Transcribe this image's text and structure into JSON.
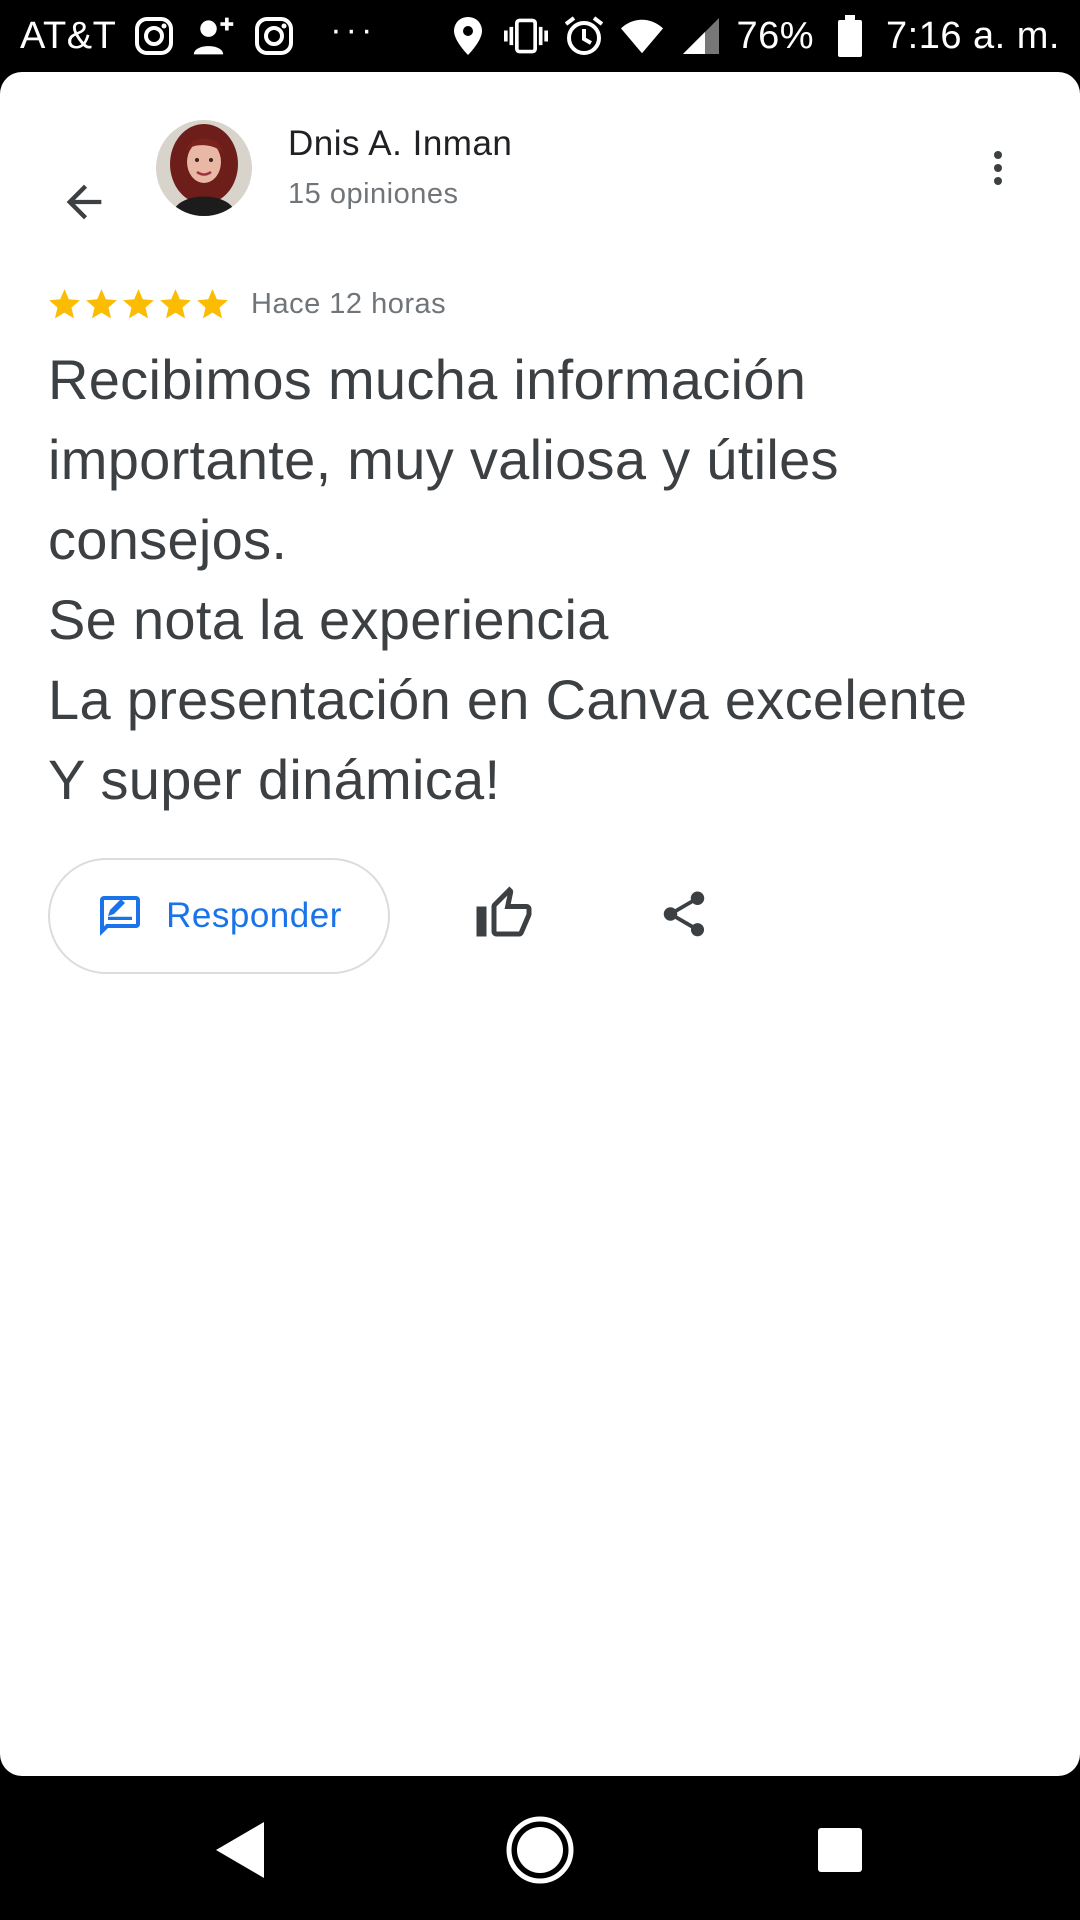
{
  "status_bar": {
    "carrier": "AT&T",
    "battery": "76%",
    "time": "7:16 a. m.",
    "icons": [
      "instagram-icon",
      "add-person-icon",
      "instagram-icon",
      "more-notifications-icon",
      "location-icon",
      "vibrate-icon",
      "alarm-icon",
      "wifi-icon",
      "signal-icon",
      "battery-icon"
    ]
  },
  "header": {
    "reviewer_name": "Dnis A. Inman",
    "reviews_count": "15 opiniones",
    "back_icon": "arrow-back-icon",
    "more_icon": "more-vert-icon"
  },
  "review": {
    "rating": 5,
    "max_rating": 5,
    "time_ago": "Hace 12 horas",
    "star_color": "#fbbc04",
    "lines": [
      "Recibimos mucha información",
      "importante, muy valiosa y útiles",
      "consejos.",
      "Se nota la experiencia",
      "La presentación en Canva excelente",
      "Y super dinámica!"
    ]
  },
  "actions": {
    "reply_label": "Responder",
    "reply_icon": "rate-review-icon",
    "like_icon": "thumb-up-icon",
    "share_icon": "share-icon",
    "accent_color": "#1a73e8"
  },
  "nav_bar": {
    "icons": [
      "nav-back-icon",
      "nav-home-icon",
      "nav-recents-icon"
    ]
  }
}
----
▶ _Instructions for the task_:
Quote the entries in full. Any image among them is to be omitted from the copy.

▶ _Result of the task_:
Transcribe this image's text and structure into JSON.
{
  "status_bar": {
    "carrier": "AT&T",
    "battery": "76%",
    "time": "7:16 a. m.",
    "icons": [
      "instagram-icon",
      "add-person-icon",
      "instagram-icon",
      "more-notifications-icon",
      "location-icon",
      "vibrate-icon",
      "alarm-icon",
      "wifi-icon",
      "signal-icon",
      "battery-icon"
    ]
  },
  "header": {
    "reviewer_name": "Dnis A. Inman",
    "reviews_count": "15 opiniones",
    "back_icon": "arrow-back-icon",
    "more_icon": "more-vert-icon"
  },
  "review": {
    "rating": 5,
    "max_rating": 5,
    "time_ago": "Hace 12 horas",
    "star_color": "#fbbc04",
    "lines": [
      "Recibimos mucha información",
      "importante, muy valiosa y útiles",
      "consejos.",
      "Se nota la experiencia",
      "La presentación en Canva excelente",
      "Y super dinámica!"
    ]
  },
  "actions": {
    "reply_label": "Responder",
    "reply_icon": "rate-review-icon",
    "like_icon": "thumb-up-icon",
    "share_icon": "share-icon",
    "accent_color": "#1a73e8"
  },
  "nav_bar": {
    "icons": [
      "nav-back-icon",
      "nav-home-icon",
      "nav-recents-icon"
    ]
  }
}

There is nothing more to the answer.